_YOUR OBJECTIVE_
Identify and reproduce every line holding the string "this".
=-=-=-=-=
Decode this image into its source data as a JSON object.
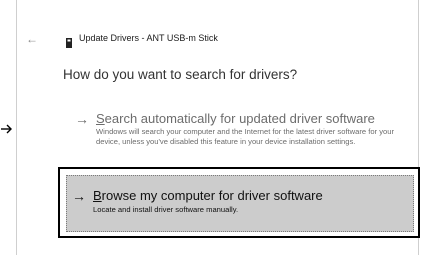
{
  "window": {
    "back_glyph": "←",
    "title": "Update Drivers - ANT USB-m Stick",
    "title_icon": "usb-device-icon"
  },
  "main": {
    "heading": "How do you want to search for drivers?",
    "options": [
      {
        "accel": "S",
        "title_rest": "earch automatically for updated driver software",
        "description": "Windows will search your computer and the Internet for the latest driver software for your device, unless you've disabled this feature in your device installation settings.",
        "state": "disabled"
      },
      {
        "accel": "B",
        "title_rest": "rowse my computer for driver software",
        "description": "Locate and install driver software manually.",
        "state": "highlighted"
      }
    ]
  },
  "colors": {
    "disabled_text": "#6c6c6c",
    "highlight_bg": "#cccccc",
    "highlight_border": "#000000"
  }
}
=-=-=-=-=
_TASK OUTPUT_
Decode this image into its source data as a JSON object.
        "description": "Windows will search your computer and the Internet for the latest driver software for your device, unless you've disabled this feature in your device installation settings.",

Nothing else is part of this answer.